Short task –
Write out the whole of the material exactly.

Given data –
╔══
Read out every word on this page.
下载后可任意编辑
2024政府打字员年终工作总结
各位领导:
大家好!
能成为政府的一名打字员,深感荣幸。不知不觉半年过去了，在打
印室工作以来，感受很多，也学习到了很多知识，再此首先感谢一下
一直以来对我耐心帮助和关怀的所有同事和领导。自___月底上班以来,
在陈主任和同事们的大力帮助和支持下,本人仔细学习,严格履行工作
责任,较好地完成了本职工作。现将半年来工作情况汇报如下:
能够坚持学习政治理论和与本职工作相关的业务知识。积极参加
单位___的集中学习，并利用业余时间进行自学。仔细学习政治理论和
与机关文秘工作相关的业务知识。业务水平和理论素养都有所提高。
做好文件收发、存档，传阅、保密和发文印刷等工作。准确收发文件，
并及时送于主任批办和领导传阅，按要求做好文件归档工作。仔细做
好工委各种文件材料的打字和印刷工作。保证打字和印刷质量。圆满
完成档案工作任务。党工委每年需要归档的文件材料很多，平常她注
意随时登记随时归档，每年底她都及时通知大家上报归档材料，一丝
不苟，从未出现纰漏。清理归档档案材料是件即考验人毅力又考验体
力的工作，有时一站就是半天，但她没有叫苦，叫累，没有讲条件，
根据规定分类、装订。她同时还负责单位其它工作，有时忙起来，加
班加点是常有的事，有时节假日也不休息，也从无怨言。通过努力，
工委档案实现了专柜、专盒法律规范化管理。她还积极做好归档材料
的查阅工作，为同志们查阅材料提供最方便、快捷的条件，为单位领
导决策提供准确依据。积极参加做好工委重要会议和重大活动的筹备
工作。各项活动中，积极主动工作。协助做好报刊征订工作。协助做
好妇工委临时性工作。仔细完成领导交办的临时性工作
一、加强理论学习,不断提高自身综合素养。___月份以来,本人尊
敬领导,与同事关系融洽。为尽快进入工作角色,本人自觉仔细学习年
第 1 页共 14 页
╚══
Right answer –
Read out every word on this page.
下载后可任意编辑
2024政府打字员年终工作总结
各位领导:
大家好!
能成为政府的一名打字员,深感荣幸。不知不觉半年过去了，在打
印室工作以来，感受很多，也学习到了很多知识，再此首先感谢一下
一直以来对我耐心帮助和关怀的所有同事和领导。自___月底上班以来,
在陈主任和同事们的大力帮助和支持下,本人仔细学习,严格履行工作
责任,较好地完成了本职工作。现将半年来工作情况汇报如下:
能够坚持学习政治理论和与本职工作相关的业务知识。积极参加
单位___的集中学习，并利用业余时间进行自学。仔细学习政治理论和
与机关文秘工作相关的业务知识。业务水平和理论素养都有所提高。
做好文件收发、存档，传阅、保密和发文印刷等工作。准确收发文件，
并及时送于主任批办和领导传阅，按要求做好文件归档工作。仔细做
好工委各种文件材料的打字和印刷工作。保证打字和印刷质量。圆满
完成档案工作任务。党工委每年需要归档的文件材料很多，平常她注
意随时登记随时归档，每年底她都及时通知大家上报归档材料，一丝
不苟，从未出现纰漏。清理归档档案材料是件即考验人毅力又考验体
力的工作，有时一站就是半天，但她没有叫苦，叫累，没有讲条件，
根据规定分类、装订。她同时还负责单位其它工作，有时忙起来，加
班加点是常有的事，有时节假日也不休息，也从无怨言。通过努力，
工委档案实现了专柜、专盒法律规范化管理。她还积极做好归档材料
的查阅工作，为同志们查阅材料提供最方便、快捷的条件，为单位领
导决策提供准确依据。积极参加做好工委重要会议和重大活动的筹备
工作。各项活动中，积极主动工作。协助做好报刊征订工作。协助做
好妇工委临时性工作。仔细完成领导交办的临时性工作
一、加强理论学习,不断提高自身综合素养。___月份以来,本人尊
敬领导,与同事关系融洽。为尽快进入工作角色,本人自觉仔细学习年
第 1 页共 14 页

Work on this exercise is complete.